» TEXT UNDER STUDY:
################
They're back in full Colour

Before Rage Against the Machine, Linkin Park, and the rest of the hybrid rock-rap outfits, there was Living Colour. The New York band became known during the late 1980s for its raucous sound, heavy chops, and, to their considerable consternation, a role as four black guys residing in White Rock Nation.

After their initial meteoric and influential rise, Living Colour experienced diminishing sales and album-tour-album burnout. They split in 1995, citing exhaustion.

Five years later, the eclectic rockers resurfaced with a one-off performance at the New York club CBGB's, where Mick Jagger first discovered them. This week marks the release of Living Colour's first album in a decade, "CollideOscope" (Sanctuary Records).

The return is anything but a sure success, guitarist Vernon Reid said in a recent phone interview from his Brooklyn home.

"I don't envy other bands - Jane's Addiction or anybody else - trying to find their way back to making music together again," he says. "It's really hard. There are all these questions, internally and externally: 'Can we do it? Where do we fit in?' "

Mr. Reid says events tied to Sept. 11, which occurred midway through the making of "CollideOscope," convinced the band to concentrate on contemporary concerns - something it excelled at on its 1988 debut, "Vivid."

"CollideOscope" tackles terrorism, fear, political uncertainty, and unintended consequences in equal measure.
################
» DATA FOR ANALYSIS:
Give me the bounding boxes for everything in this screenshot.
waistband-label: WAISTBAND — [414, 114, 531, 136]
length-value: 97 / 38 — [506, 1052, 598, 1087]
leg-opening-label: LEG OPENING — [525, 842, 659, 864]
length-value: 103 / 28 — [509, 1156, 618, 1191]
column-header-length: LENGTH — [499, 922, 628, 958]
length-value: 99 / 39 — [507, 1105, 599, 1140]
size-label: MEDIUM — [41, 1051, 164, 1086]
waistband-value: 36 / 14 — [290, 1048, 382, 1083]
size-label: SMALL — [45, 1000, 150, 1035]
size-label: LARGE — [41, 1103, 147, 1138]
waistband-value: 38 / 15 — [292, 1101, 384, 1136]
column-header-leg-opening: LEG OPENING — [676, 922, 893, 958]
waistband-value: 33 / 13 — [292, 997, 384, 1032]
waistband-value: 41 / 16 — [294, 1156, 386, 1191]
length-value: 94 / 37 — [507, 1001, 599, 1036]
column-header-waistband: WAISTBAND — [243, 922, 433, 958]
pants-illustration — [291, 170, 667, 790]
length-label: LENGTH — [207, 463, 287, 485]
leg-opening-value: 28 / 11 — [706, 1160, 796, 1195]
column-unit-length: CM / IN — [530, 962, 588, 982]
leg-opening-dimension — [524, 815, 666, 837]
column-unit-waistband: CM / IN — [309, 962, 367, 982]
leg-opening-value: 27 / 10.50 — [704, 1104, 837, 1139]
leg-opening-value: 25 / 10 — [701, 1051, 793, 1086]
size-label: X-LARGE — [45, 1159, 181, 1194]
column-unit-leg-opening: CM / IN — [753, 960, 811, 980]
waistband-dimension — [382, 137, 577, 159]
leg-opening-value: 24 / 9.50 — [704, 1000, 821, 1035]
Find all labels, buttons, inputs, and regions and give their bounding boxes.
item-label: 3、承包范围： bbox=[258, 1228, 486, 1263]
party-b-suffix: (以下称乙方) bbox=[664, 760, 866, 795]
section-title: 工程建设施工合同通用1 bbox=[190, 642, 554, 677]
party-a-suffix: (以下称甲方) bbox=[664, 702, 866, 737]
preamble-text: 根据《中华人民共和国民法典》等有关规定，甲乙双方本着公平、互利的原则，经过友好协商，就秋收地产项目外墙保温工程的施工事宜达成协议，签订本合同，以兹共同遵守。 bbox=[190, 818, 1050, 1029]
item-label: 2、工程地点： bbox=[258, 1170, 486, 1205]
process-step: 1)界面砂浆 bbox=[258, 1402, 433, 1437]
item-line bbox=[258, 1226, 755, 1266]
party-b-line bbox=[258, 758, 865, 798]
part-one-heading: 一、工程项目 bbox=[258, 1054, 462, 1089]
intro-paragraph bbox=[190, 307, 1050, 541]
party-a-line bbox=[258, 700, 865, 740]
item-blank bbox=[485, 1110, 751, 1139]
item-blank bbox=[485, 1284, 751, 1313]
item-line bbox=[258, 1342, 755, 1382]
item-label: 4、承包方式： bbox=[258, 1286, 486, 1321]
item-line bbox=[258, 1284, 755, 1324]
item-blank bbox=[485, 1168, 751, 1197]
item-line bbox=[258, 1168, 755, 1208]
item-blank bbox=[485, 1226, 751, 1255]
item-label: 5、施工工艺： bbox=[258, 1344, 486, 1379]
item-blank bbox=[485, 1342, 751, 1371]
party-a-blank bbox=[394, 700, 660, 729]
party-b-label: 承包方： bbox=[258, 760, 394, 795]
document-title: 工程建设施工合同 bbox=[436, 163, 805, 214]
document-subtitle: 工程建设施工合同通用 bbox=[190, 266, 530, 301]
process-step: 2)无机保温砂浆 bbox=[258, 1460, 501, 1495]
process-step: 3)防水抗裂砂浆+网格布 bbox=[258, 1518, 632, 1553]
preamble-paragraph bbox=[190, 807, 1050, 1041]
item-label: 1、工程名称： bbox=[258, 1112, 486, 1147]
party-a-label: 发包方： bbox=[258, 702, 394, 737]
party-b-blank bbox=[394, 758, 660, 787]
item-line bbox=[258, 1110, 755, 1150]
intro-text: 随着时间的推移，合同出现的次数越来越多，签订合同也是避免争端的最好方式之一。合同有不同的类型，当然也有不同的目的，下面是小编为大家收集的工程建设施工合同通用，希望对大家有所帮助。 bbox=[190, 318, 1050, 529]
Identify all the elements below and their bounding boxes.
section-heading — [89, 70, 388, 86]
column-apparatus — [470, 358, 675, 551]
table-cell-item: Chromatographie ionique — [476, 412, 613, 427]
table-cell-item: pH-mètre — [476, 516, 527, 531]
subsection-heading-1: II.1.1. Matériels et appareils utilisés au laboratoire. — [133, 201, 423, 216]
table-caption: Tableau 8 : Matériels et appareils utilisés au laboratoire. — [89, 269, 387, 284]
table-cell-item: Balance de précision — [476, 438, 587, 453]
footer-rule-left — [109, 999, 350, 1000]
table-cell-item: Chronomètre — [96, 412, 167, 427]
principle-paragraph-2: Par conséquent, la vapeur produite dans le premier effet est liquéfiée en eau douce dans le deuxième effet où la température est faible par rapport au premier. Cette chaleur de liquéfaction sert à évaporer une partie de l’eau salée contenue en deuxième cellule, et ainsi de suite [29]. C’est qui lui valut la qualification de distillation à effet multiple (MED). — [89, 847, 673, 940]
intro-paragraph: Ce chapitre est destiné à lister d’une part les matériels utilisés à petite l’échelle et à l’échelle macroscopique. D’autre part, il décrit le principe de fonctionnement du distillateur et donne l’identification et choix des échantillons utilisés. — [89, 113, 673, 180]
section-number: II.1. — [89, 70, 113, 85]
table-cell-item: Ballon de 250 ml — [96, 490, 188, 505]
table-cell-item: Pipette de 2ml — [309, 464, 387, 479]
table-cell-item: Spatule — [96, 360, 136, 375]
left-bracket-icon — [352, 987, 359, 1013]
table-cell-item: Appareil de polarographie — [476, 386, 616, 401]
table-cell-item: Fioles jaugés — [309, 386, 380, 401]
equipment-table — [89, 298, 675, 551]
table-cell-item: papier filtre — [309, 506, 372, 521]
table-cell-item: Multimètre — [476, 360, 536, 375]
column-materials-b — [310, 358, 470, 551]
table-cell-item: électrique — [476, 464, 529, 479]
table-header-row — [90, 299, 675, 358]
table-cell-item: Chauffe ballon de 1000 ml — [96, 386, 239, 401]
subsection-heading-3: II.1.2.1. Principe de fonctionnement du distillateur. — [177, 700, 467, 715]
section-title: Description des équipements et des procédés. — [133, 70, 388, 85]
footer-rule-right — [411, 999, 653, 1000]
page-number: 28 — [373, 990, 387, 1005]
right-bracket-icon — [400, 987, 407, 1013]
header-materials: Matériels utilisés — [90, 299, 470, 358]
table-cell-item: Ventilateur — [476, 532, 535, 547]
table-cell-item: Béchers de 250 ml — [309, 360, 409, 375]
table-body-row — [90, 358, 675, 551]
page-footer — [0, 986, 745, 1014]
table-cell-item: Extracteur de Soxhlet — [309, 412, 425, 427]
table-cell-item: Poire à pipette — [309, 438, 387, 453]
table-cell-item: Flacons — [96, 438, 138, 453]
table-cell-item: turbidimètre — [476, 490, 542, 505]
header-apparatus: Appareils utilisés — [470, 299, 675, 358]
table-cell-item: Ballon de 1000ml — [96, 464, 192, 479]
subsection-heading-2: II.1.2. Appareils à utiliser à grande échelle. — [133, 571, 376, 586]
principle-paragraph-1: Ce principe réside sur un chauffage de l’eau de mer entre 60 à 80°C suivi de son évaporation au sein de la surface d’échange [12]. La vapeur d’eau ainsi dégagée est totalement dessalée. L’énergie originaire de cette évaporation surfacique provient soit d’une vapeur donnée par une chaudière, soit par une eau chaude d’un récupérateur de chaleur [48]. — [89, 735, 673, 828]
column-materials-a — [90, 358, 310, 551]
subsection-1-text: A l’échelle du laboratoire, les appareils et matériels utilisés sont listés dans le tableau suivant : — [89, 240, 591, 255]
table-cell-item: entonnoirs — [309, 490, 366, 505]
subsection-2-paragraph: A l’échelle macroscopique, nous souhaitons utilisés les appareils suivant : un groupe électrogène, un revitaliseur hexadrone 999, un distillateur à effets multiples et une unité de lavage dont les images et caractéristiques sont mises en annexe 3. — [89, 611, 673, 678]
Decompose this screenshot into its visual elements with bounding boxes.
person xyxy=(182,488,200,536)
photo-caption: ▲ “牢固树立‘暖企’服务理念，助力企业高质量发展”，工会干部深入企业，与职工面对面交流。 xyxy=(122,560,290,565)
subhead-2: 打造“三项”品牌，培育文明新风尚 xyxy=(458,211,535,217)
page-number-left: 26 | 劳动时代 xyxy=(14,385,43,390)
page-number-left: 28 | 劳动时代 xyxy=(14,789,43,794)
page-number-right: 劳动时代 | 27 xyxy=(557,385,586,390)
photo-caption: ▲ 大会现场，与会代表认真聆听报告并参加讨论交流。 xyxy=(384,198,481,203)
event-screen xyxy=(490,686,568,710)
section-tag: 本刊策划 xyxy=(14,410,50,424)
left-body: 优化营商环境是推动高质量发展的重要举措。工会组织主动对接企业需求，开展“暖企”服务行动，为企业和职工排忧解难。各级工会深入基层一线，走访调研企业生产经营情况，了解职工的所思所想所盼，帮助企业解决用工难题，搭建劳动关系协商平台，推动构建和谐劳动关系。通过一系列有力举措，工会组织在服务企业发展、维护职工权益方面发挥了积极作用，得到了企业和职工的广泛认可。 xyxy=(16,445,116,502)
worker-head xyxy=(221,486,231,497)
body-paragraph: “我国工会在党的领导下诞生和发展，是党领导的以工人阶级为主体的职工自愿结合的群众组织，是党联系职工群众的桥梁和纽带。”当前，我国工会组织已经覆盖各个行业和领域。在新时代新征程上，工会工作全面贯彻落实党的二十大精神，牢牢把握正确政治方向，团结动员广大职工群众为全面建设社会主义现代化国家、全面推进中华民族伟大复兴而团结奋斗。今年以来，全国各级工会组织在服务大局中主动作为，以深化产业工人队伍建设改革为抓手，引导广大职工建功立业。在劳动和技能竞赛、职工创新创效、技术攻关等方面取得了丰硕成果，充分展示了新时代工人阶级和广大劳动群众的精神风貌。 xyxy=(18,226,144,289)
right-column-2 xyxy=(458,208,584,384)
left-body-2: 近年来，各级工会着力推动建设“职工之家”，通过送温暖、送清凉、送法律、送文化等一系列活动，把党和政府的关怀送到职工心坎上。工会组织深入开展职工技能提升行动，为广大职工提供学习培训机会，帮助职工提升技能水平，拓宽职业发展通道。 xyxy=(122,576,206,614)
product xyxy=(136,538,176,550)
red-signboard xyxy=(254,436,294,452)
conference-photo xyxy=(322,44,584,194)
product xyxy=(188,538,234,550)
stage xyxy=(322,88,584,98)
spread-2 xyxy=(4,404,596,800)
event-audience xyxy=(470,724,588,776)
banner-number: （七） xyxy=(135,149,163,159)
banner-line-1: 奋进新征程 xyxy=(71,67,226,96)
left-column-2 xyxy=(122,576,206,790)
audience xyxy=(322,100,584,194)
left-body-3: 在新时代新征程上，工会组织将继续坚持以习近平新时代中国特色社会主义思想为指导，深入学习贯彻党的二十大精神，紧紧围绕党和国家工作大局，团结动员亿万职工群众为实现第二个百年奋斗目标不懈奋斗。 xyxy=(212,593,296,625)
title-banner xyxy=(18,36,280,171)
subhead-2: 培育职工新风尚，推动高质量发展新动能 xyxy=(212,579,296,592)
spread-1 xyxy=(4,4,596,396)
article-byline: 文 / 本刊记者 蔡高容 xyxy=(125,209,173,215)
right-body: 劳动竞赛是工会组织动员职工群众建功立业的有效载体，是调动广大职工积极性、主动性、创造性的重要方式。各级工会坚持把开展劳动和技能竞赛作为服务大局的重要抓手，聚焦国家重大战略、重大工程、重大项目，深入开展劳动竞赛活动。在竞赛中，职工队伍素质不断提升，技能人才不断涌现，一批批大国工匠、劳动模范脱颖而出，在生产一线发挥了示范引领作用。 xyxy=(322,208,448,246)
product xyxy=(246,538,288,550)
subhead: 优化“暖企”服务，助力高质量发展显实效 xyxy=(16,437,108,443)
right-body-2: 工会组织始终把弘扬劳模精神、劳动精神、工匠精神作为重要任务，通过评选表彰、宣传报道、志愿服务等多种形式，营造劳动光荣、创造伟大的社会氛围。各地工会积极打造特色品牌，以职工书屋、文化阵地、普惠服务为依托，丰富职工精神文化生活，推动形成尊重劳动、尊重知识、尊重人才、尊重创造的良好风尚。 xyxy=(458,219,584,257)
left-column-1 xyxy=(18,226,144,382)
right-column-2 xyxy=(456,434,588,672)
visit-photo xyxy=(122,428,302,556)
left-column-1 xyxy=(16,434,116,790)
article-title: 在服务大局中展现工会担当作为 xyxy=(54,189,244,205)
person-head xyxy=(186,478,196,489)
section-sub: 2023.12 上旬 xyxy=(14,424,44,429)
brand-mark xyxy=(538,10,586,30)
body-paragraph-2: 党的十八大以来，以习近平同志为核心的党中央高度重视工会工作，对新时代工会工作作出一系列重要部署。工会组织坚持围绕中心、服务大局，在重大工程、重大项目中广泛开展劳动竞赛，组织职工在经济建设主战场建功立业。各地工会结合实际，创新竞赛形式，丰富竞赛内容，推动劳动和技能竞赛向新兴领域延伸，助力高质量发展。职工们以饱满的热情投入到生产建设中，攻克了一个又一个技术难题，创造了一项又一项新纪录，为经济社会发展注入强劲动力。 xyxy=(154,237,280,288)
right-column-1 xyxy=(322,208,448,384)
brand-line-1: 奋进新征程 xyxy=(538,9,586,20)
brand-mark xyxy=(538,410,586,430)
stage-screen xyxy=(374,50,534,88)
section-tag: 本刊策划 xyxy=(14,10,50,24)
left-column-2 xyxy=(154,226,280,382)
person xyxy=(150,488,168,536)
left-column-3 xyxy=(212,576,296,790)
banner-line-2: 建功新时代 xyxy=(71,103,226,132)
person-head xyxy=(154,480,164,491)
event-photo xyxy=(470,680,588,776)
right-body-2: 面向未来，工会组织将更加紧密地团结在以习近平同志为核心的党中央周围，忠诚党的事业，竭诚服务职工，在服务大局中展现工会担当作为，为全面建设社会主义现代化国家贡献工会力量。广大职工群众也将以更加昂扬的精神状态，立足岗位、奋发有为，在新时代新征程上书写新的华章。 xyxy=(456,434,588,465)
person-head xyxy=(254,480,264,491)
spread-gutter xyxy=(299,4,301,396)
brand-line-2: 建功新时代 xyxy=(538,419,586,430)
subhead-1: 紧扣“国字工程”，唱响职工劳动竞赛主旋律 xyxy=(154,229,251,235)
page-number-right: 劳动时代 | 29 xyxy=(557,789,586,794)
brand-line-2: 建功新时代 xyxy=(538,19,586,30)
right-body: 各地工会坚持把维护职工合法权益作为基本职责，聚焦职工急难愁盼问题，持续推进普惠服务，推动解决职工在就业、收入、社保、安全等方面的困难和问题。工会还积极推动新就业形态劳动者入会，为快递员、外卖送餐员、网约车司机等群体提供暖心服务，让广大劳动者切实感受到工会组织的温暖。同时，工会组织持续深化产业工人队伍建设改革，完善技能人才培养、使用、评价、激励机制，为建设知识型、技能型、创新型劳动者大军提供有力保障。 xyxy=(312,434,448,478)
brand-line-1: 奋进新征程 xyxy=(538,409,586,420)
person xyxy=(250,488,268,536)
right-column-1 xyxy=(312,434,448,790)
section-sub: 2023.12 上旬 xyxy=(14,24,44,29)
################
» WORK ITEM A: Duplicate the stretch of the Living Colour article from "Before Rage Against" through "1995, citing exhaustion.".
» WORK ITEM B: According to the Living Colour article, where did Mick Jagger first discover the band?
The material that comes after the article is separate from it.

» EXERCISE ANSWER A:
Before Rage Against the Machine, Linkin Park, and the rest of the hybrid rock-rap outfits, there was Living Colour. The New York band became known during the late 1980s for its raucous sound, heavy chops, and, to their considerable consternation, a role as four black guys residing in White Rock Nation.

After their initial meteoric and influential rise, Living Colour experienced diminishing sales and album-tour-album burnout. They split in 1995, citing exhaustion.

» EXERCISE ANSWER B: At the New York club CBGB's.